# Start of Data provided

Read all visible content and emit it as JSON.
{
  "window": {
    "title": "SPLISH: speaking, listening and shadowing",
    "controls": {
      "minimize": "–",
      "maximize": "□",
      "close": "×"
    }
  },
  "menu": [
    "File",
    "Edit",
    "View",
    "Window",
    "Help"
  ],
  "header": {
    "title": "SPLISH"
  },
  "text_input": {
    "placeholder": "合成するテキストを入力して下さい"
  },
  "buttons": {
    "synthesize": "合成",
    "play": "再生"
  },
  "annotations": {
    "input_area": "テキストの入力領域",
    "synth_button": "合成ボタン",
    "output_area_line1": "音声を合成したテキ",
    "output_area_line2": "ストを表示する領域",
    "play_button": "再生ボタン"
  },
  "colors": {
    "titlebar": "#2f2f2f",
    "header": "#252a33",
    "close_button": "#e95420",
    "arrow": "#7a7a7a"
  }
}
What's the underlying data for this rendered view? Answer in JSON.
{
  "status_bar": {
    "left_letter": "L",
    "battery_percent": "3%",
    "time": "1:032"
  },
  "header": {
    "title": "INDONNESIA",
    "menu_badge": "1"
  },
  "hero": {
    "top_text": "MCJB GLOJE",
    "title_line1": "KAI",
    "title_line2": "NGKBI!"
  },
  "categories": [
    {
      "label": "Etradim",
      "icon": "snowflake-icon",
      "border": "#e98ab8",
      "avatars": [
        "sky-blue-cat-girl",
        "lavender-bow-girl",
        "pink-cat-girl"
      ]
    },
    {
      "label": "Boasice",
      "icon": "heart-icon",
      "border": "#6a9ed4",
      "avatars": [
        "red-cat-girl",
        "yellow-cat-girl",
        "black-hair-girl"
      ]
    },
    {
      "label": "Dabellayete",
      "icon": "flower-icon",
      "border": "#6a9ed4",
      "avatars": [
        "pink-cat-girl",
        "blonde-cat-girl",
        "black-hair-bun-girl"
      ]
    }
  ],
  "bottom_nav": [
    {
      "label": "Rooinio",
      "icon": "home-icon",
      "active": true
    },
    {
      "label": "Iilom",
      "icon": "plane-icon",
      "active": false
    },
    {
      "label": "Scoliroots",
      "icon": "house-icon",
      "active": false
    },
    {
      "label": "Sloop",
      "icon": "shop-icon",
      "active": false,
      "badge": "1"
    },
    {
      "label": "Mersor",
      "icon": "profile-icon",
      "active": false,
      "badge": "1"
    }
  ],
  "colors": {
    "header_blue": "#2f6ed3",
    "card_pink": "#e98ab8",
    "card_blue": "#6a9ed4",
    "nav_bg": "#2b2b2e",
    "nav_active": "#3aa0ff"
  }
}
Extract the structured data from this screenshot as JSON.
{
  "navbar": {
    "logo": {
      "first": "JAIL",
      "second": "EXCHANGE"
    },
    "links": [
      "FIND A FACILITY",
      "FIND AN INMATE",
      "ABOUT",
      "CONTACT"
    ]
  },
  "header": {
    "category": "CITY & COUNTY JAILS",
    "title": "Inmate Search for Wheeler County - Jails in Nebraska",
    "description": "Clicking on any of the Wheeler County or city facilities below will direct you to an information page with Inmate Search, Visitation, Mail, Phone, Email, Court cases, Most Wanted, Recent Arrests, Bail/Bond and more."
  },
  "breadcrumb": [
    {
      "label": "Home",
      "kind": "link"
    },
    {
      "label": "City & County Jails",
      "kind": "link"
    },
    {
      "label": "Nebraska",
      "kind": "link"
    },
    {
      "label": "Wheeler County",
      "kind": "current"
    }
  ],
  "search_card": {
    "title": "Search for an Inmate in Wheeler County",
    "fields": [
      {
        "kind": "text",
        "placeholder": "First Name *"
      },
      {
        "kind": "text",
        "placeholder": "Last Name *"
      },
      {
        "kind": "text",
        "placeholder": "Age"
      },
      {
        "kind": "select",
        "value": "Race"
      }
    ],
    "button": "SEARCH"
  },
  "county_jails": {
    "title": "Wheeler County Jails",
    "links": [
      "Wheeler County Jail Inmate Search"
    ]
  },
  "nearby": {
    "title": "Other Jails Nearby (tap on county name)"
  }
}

# End of Data provided

▶ [Required task]:
Go through the records and copy each line with "placeholder" in it.

▶ [Task answer]:
    "placeholder": "合成するテキストを入力して下さい"
        "placeholder": "First Name *"
        "placeholder": "Last Name *"
        "placeholder": "Age"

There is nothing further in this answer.